Collected data:
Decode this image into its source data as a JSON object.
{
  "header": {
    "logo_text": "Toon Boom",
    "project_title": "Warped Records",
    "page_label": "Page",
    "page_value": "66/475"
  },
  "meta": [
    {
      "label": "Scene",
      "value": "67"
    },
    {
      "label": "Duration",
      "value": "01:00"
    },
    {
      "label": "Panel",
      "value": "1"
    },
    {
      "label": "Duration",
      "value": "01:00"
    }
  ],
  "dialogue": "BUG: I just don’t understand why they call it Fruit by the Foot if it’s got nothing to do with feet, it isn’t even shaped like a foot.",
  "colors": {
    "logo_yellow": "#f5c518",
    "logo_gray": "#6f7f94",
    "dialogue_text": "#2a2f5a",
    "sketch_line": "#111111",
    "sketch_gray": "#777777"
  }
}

Direction: Repeat the records above exactly.

Problem solution:
Decode this image into its source data as a JSON object.
{
  "header": {
    "logo_text": "Toon Boom",
    "project_title": "Warped Records",
    "page_label": "Page",
    "page_value": "66/475"
  },
  "meta": [
    {
      "label": "Scene",
      "value": "67"
    },
    {
      "label": "Duration",
      "value": "01:00"
    },
    {
      "label": "Panel",
      "value": "1"
    },
    {
      "label": "Duration",
      "value": "01:00"
    }
  ],
  "dialogue": "BUG: I just don’t understand why they call it Fruit by the Foot if it’s got nothing to do with feet, it isn’t even shaped like a foot.",
  "colors": {
    "logo_yellow": "#f5c518",
    "logo_gray": "#6f7f94",
    "dialogue_text": "#2a2f5a",
    "sketch_line": "#111111",
    "sketch_gray": "#777777"
  }
}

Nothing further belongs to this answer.